Stored records
= = = = =
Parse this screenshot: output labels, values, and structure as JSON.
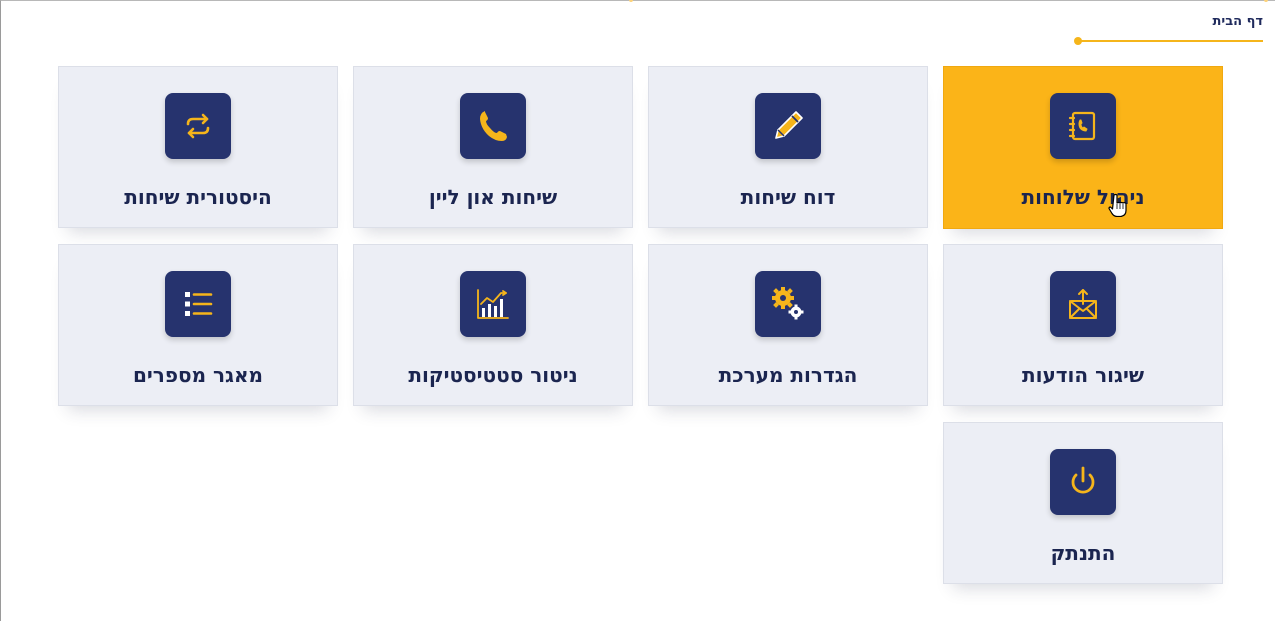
{
  "breadcrumb": {
    "label": "דף הבית"
  },
  "colors": {
    "accent": "#fbb418",
    "tile_background": "#eceef5",
    "icon_background": "#26336e",
    "text": "#1b2550"
  },
  "tiles": [
    {
      "label": "ניהול שלוחות",
      "icon": "phonebook-icon",
      "active": true
    },
    {
      "label": "דוח שיחות",
      "icon": "pencil-icon",
      "active": false
    },
    {
      "label": "שיחות און ליין",
      "icon": "phone-icon",
      "active": false
    },
    {
      "label": "היסטורית שיחות",
      "icon": "repeat-icon",
      "active": false
    },
    {
      "label": "שיגור הודעות",
      "icon": "envelope-upload-icon",
      "active": false
    },
    {
      "label": "הגדרות מערכת",
      "icon": "gears-icon",
      "active": false
    },
    {
      "label": "ניטור סטטיסטיקות",
      "icon": "chart-icon",
      "active": false
    },
    {
      "label": "מאגר מספרים",
      "icon": "list-icon",
      "active": false
    },
    {
      "label": "התנתק",
      "icon": "power-icon",
      "active": false
    }
  ]
}
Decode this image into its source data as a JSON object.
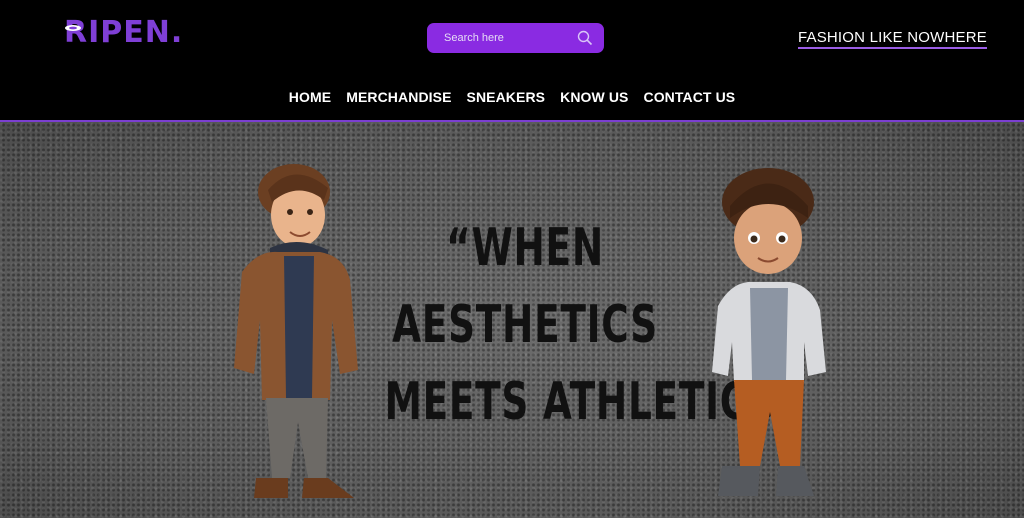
{
  "header": {
    "logo_text": "RIPEN.",
    "search": {
      "placeholder": "Search here"
    },
    "tagline": "FASHION LIKE NOWHERE",
    "nav": [
      "HOME",
      "MERCHANDISE",
      "SNEAKERS",
      "KNOW US",
      "CONTACT US"
    ]
  },
  "hero": {
    "quote_lines": [
      "“WHEN",
      "AESTHETICS",
      "MEETS ATHLETICS”"
    ]
  },
  "colors": {
    "accent": "#8a2be2",
    "logo": "#7f3fd6",
    "header_bg": "#000000"
  },
  "icons": [
    "search-icon",
    "logo-mark-icon"
  ]
}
= = = = =
Every line from the one containing "Decode this image" through the end of the listing is to be copied exactly; the pictures are not.

Decode this image into its source data as a JSON object.
{
  "header": {
    "logo_text": "RIPEN.",
    "search": {
      "placeholder": "Search here"
    },
    "tagline": "FASHION LIKE NOWHERE",
    "nav": [
      "HOME",
      "MERCHANDISE",
      "SNEAKERS",
      "KNOW US",
      "CONTACT US"
    ]
  },
  "hero": {
    "quote_lines": [
      "“WHEN",
      "AESTHETICS",
      "MEETS ATHLETICS”"
    ]
  },
  "colors": {
    "accent": "#8a2be2",
    "logo": "#7f3fd6",
    "header_bg": "#000000"
  },
  "icons": [
    "search-icon",
    "logo-mark-icon"
  ]
}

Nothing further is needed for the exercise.